(Requests):
- 1) Answer these questions from the sequence models page:
(a) What does a Seq2One model reconstruct?
(b) What happens to windows that cross gaps larger than ts_freq?
(c) What kind of data do sequence models not yet support?
- 2) Write out, word for word, the part of the sequence models page that opens with the words containing "For all sequence" and closes with "(e.g. (asset_id, timestamp)).".

(Extracted text):
Sequence models

Sequence models operate on windows of time-series data and require:

a pandas.DataFrame with a pandas.DatetimeIndex,
sorted in ascending time order,
numeric columns only (after the DataPreprocessor),
a sequence_builder configuration in the YAML config.

The package provides two families:

Seq2One (sequence-to-one): reconstruct the last timestep of each window.
Seq2Seq (sequence-to-sequence): reconstruct the entire window.

For purely static data (one row = one independent sample), the dense MultilayerAutoencoder is usually sufficient. In many time-series applications, the dense ConditionalAE can also work well if time features such as hour-of-day or day-of-week are provided as conditionals.

When to use sequence models

Sequence models are useful when:

your data is time-correlated and recent history matters for the current timestep,
you want to take advantage of temporal context instead of treating each row independently.

They assume causal windows by construction (only past timesteps in each window).

Data requirements

For all sequence models, your sensor_data must be:

a pandas.DataFrame with a pandas.DatetimeIndex,
sorted in ascending time order,
with numeric columns only.

Any gaps larger than ts_freq are treated as data gaps. Windows that cross such gaps are dropped, so sequences always represent contiguous data.

Sequence models do not (yet) support MultiIndex data (e.g. (asset_id, timestamp)).

Common configuration: `sequence_builder`

All sequence models (Seq2One and Seq2Seq) use a sequence_builder block under train.autoencoder.params:

train:
  autoencoder:
    name: LSTMSeq2OneAutoencoder    # or LSTMSeqAutoencoder, CNNAutoencoder, ...

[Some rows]
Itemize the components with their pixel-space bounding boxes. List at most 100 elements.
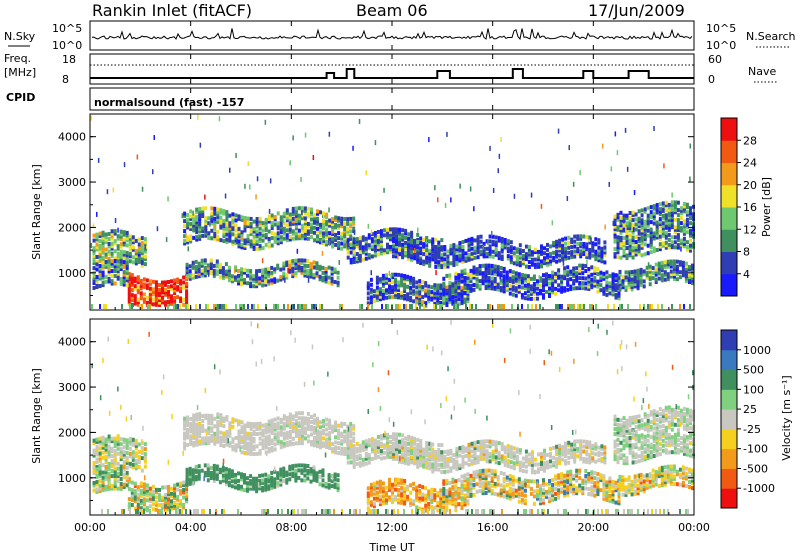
heatmap-cell bbox=[374, 140, 377, 146]
heatmap-cell bbox=[98, 451, 102, 456]
heatmap-cell bbox=[249, 449, 253, 454]
heatmap-cell bbox=[537, 254, 540, 259]
colorbar-tick-label: 28 bbox=[743, 134, 757, 147]
heatmap-cell bbox=[596, 289, 600, 294]
heatmap-cell bbox=[599, 270, 603, 275]
heatmap-cell bbox=[277, 304, 279, 309]
heatmap-cell bbox=[334, 242, 338, 247]
heatmap-cell bbox=[246, 424, 250, 429]
heatmap-cell bbox=[401, 455, 405, 460]
heatmap-cell bbox=[672, 274, 676, 279]
freq-label: Freq. bbox=[4, 52, 31, 65]
heatmap-cell bbox=[473, 460, 477, 465]
heatmap-cell bbox=[425, 463, 429, 467]
freq-tick-low: 8 bbox=[62, 73, 69, 86]
heatmap-cell bbox=[479, 449, 483, 454]
heatmap-cell bbox=[637, 221, 641, 226]
heatmap-cell bbox=[95, 277, 99, 282]
heatmap-cell bbox=[104, 474, 108, 479]
heatmap-cell bbox=[98, 284, 102, 288]
heatmap-cell bbox=[463, 291, 467, 295]
heatmap-cell bbox=[379, 244, 383, 249]
heatmap-cell bbox=[128, 436, 132, 441]
heatmap-cell bbox=[566, 277, 570, 282]
heatmap-cell bbox=[425, 243, 429, 248]
heatmap-cell bbox=[358, 241, 362, 246]
heatmap-cell bbox=[458, 243, 462, 248]
heatmap-cell bbox=[222, 231, 226, 236]
heatmap-cell bbox=[216, 437, 220, 442]
heatmap-cell bbox=[389, 249, 392, 254]
heatmap-cell bbox=[361, 457, 365, 462]
heatmap-cell bbox=[243, 280, 246, 285]
heatmap-cell bbox=[479, 239, 483, 244]
heatmap-cell bbox=[492, 188, 495, 193]
heatmap-cell bbox=[490, 283, 494, 288]
heatmap-cell bbox=[563, 288, 567, 293]
heatmap-cell bbox=[478, 269, 482, 274]
heatmap-cell bbox=[189, 221, 193, 226]
heatmap-cell bbox=[613, 234, 617, 239]
heatmap-cell bbox=[445, 288, 449, 293]
heatmap-cell bbox=[491, 457, 495, 462]
heatmap-cell bbox=[279, 220, 283, 225]
heatmap-cell bbox=[92, 233, 96, 238]
heatmap-cell bbox=[243, 270, 246, 275]
heatmap-cell bbox=[361, 250, 365, 255]
heatmap-cell bbox=[285, 223, 289, 228]
heatmap-cell bbox=[316, 219, 319, 224]
heatmap-cell bbox=[500, 257, 504, 261]
heatmap-cell bbox=[188, 269, 192, 274]
heatmap-cell bbox=[142, 499, 146, 504]
heatmap-cell bbox=[173, 491, 177, 495]
heatmap-cell bbox=[616, 255, 620, 260]
heatmap-cell bbox=[670, 210, 674, 215]
heatmap-cell bbox=[122, 445, 126, 450]
heatmap-cell bbox=[330, 276, 334, 281]
heatmap-cell bbox=[122, 465, 126, 470]
heatmap-cell bbox=[376, 247, 380, 252]
heatmap-cell bbox=[328, 207, 330, 213]
heatmap-cell bbox=[425, 465, 429, 470]
heatmap-cell bbox=[255, 222, 259, 226]
heatmap-cell bbox=[643, 234, 647, 239]
heatmap-cell bbox=[552, 258, 556, 263]
heatmap-cell bbox=[389, 237, 392, 242]
heatmap-cell bbox=[471, 304, 473, 309]
heatmap-cell bbox=[291, 266, 295, 271]
heatmap-cell bbox=[436, 300, 440, 305]
heatmap-cell bbox=[511, 275, 515, 280]
heatmap-cell bbox=[207, 426, 211, 431]
heatmap-cell bbox=[367, 304, 369, 309]
heatmap-cell bbox=[370, 247, 374, 251]
heatmap-cell bbox=[167, 284, 170, 289]
heatmap-cell bbox=[509, 240, 513, 245]
heatmap-cell bbox=[627, 277, 631, 282]
heatmap-cell bbox=[279, 442, 283, 447]
heatmap-cell bbox=[361, 247, 365, 252]
heatmap-cell bbox=[685, 240, 689, 245]
heatmap-cell bbox=[151, 494, 155, 499]
heatmap-cell bbox=[264, 277, 268, 282]
heatmap-cell bbox=[294, 221, 298, 226]
heatmap-cell bbox=[499, 288, 503, 293]
heatmap-cell bbox=[319, 432, 322, 437]
heatmap-cell bbox=[340, 231, 344, 236]
heatmap-cell bbox=[681, 263, 685, 268]
heatmap-cell bbox=[154, 502, 158, 507]
heatmap-cell bbox=[221, 304, 223, 309]
heatmap-cell bbox=[139, 293, 143, 298]
heatmap-cell bbox=[306, 469, 310, 473]
heatmap-cell bbox=[192, 416, 196, 420]
heatmap-cell bbox=[113, 474, 117, 478]
heatmap-cell bbox=[252, 274, 256, 279]
heatmap-cell bbox=[113, 259, 117, 263]
heatmap-cell bbox=[582, 247, 586, 251]
heatmap-cell bbox=[212, 463, 216, 468]
heatmap-cell bbox=[378, 289, 382, 294]
heatmap-cell bbox=[148, 289, 152, 294]
heatmap-cell bbox=[530, 470, 534, 475]
heatmap-cell bbox=[484, 273, 488, 278]
heatmap-cell bbox=[285, 238, 289, 243]
heatmap-cell bbox=[313, 420, 316, 425]
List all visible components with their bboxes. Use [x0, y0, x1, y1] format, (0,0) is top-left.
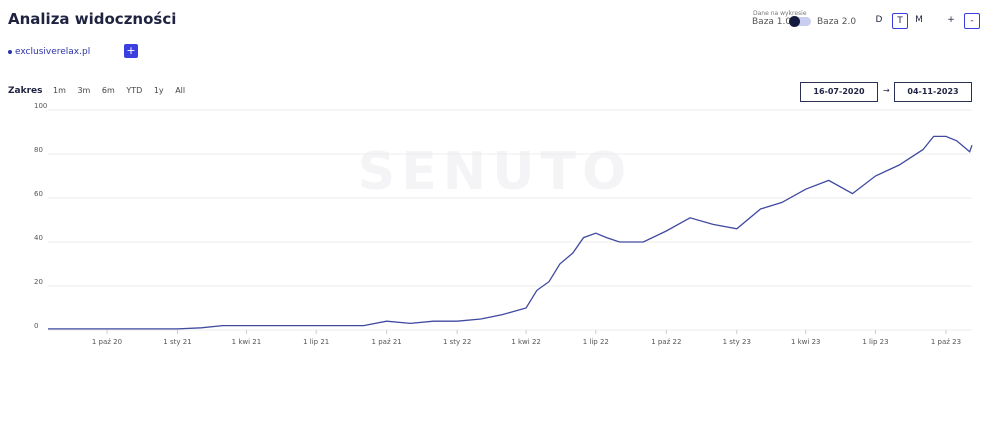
- x-tick-label: 1 kwi 23: [791, 338, 821, 346]
- add-domain-button[interactable]: +: [124, 44, 138, 58]
- range-option[interactable]: 6m: [101, 86, 115, 95]
- x-tick-label: 1 lip 22: [583, 338, 609, 346]
- granularity-week[interactable]: T: [892, 13, 908, 29]
- page-title: Analiza widoczności: [8, 10, 177, 28]
- x-tick-label: 1 sty 22: [443, 338, 471, 346]
- x-tick-label: 1 paź 23: [931, 338, 961, 346]
- visibility-line: [48, 135, 973, 330]
- y-tick-label: 100: [34, 102, 47, 110]
- range-option[interactable]: 1y: [153, 86, 164, 95]
- date-to[interactable]: 04-11-2023: [894, 82, 972, 102]
- data-caption: Dane na wykresie: [753, 10, 807, 17]
- granularity-month[interactable]: M: [915, 15, 923, 25]
- x-tick-label: 1 lip 23: [862, 338, 888, 346]
- zoom-out[interactable]: -: [964, 13, 980, 29]
- x-tick-label: 1 paź 20: [92, 338, 122, 346]
- date-from[interactable]: 16-07-2020: [800, 82, 878, 102]
- range-option[interactable]: All: [175, 86, 186, 95]
- x-tick-label: 1 paź 22: [651, 338, 681, 346]
- range-option[interactable]: 1m: [53, 86, 66, 95]
- date-arrow: →: [883, 86, 890, 95]
- base-2[interactable]: Baza 2.0: [817, 17, 857, 27]
- x-tick-label: 1 sty 21: [163, 338, 191, 346]
- range-label: Zakres: [8, 86, 43, 96]
- y-tick-label: 60: [34, 190, 43, 198]
- zoom-in[interactable]: +: [947, 15, 955, 25]
- y-tick-label: 20: [34, 278, 43, 286]
- range-option[interactable]: YTD: [126, 86, 143, 95]
- x-tick-label: 1 sty 23: [723, 338, 751, 346]
- x-tick-label: 1 kwi 21: [232, 338, 262, 346]
- y-tick-label: 0: [34, 322, 38, 330]
- domain-label: exclusiverelax.pl: [15, 47, 91, 57]
- x-tick-label: 1 kwi 22: [511, 338, 541, 346]
- x-tick-label: 1 lip 21: [303, 338, 329, 346]
- x-tick-label: 1 paź 21: [372, 338, 402, 346]
- domain-item[interactable]: exclusiverelax.pl: [8, 47, 90, 57]
- y-tick-label: 40: [34, 234, 43, 242]
- y-tick-label: 80: [34, 146, 43, 154]
- range-selector: Zakres 1m 3m 6m YTD 1y All: [8, 86, 194, 96]
- base-1[interactable]: Baza 1.0: [752, 17, 792, 27]
- base-toggle[interactable]: [789, 16, 811, 27]
- granularity-day[interactable]: D: [875, 15, 883, 25]
- watermark: SENUTO: [358, 142, 632, 202]
- range-option[interactable]: 3m: [77, 86, 91, 95]
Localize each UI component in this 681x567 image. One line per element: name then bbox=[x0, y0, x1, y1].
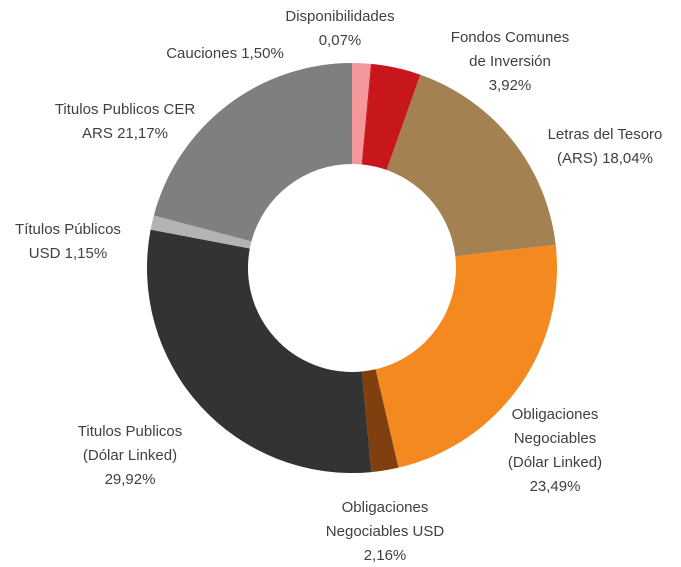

(Answers for this exercise):
- 1)
(a) The last timestep of each window.
(b) They are dropped, so sequences always represent contiguous data.
(c) MultiIndex data, e.g. (asset_id, timestamp).

- 2)
For all sequence models, your sensor_data must be:

a pandas.DataFrame with a pandas.DatetimeIndex,
sorted in ascending time order,
with numeric columns only.

Any gaps larger than ts_freq are treated as data gaps. Windows that cross such gaps are dropped, so sequences always represent contiguous data.

Sequence models do not (yet) support MultiIndex data (e.g. (asset_id, timestamp)).